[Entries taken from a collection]
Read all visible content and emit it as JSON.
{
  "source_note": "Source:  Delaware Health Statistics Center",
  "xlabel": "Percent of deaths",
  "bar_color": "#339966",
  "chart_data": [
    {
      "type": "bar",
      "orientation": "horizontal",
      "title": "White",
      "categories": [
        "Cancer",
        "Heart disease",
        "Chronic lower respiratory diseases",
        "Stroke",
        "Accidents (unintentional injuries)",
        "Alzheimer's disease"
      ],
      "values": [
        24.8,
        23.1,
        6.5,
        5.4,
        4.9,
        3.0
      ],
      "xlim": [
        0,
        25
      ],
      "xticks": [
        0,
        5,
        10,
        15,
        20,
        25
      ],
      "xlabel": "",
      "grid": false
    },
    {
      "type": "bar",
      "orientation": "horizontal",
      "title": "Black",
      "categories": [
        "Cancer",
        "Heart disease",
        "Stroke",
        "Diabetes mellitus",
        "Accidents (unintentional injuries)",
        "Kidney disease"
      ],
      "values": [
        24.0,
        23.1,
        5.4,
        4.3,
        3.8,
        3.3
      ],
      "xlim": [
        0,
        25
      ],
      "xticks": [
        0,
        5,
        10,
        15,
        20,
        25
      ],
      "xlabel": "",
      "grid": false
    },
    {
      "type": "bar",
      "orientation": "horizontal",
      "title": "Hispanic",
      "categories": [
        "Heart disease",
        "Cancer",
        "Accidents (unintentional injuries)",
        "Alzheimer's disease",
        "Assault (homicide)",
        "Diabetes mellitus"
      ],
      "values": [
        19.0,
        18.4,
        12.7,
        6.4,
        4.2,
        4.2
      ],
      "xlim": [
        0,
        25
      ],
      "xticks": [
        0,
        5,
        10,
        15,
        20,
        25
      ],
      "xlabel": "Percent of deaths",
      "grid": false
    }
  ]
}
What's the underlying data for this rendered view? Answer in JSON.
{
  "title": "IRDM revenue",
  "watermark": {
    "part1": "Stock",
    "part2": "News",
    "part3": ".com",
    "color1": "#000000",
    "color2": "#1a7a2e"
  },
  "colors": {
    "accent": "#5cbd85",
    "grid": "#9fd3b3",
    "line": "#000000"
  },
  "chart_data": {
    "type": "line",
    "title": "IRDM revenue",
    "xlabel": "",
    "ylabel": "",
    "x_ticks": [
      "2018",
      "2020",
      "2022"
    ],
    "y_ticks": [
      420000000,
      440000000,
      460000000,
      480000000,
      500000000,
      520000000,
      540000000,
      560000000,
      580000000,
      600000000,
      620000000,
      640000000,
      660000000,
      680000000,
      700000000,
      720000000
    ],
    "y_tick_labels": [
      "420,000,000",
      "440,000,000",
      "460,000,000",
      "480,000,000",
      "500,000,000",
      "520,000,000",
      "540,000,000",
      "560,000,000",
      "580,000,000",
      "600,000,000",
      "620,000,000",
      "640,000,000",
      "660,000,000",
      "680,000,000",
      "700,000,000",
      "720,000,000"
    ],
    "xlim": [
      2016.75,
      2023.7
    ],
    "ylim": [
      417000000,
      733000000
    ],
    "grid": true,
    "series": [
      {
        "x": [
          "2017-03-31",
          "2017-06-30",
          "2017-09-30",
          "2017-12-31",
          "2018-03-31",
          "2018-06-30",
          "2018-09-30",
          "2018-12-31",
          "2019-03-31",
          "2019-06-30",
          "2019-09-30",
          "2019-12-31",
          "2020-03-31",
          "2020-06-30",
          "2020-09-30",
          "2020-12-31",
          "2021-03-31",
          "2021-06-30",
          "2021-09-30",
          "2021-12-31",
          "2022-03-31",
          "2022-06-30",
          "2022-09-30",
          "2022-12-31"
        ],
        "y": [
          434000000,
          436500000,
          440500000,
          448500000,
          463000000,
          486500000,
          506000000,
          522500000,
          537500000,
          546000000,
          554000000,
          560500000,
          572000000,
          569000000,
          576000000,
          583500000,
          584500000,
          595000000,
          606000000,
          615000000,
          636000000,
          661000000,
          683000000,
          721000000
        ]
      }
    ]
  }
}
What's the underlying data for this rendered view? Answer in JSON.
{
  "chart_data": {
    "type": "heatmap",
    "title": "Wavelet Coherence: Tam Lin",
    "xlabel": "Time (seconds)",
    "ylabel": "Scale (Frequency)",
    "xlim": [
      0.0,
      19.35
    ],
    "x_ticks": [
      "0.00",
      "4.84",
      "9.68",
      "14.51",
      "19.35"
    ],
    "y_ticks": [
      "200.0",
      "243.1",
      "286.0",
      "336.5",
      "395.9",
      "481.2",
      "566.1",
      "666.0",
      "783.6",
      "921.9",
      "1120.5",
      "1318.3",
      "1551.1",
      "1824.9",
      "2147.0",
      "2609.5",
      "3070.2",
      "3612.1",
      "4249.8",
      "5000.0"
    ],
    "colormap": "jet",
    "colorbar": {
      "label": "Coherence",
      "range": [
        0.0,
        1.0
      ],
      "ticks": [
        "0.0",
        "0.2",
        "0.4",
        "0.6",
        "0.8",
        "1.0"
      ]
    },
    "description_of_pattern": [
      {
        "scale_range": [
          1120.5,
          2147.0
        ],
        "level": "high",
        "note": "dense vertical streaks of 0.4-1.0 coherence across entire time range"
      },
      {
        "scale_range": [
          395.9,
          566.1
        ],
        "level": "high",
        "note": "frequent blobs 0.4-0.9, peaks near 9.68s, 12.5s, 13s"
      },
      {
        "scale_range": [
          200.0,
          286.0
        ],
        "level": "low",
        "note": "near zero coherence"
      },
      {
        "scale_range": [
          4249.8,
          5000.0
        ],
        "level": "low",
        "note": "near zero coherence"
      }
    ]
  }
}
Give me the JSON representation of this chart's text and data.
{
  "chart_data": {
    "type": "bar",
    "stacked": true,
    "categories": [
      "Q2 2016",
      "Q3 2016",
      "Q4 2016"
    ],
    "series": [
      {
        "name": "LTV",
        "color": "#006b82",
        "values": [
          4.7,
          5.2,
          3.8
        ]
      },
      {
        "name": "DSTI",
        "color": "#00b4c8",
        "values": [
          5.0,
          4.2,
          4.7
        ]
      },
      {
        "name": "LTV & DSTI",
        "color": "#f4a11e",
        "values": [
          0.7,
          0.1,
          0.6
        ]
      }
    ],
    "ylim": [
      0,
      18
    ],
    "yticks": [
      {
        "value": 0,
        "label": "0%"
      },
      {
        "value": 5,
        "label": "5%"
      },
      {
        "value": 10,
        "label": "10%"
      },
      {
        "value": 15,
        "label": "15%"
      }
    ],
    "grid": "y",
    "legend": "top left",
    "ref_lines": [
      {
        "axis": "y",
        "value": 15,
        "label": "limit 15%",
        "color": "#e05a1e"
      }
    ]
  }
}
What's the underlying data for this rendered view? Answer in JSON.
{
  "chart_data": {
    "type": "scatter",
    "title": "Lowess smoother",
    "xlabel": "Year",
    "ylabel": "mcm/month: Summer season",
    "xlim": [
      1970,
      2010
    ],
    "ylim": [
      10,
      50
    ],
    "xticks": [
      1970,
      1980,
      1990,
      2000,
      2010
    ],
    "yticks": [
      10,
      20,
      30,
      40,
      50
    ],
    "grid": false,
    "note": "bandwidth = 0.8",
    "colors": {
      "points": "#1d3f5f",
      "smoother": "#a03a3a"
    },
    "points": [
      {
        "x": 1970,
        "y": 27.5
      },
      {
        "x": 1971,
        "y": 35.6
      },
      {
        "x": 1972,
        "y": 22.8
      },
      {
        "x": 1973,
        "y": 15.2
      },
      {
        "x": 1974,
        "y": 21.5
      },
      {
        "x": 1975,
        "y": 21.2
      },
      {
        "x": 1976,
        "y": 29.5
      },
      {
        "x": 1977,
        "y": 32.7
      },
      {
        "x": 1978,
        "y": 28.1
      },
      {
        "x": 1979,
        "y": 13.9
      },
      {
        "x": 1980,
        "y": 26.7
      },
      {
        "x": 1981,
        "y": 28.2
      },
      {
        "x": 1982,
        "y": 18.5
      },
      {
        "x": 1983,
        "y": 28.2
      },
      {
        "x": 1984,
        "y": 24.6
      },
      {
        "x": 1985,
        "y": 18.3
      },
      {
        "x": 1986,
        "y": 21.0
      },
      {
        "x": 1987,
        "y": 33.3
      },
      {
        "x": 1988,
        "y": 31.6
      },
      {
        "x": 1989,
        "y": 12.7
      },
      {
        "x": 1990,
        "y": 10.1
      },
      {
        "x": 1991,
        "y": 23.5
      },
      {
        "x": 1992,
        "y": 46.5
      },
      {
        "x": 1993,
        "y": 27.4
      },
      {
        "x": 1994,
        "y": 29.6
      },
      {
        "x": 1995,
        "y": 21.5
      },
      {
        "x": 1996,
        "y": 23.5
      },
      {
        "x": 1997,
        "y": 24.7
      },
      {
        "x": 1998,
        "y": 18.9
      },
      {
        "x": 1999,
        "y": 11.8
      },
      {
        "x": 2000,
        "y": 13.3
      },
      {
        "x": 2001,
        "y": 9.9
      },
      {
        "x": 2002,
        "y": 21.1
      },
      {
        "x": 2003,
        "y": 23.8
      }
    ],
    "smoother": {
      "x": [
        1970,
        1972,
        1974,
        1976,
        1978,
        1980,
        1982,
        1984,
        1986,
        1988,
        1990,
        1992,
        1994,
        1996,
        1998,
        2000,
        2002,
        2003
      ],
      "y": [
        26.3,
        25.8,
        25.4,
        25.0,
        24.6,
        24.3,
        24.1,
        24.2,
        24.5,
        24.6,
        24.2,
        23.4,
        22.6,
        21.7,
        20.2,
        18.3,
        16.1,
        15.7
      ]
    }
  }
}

WHAT YOU NEED TO DO
Each line that holds the word "Diabetes" should be extracted from the records.

EXERCISE SOLUTION
        "Diabetes mellitus",
        "Diabetes mellitus"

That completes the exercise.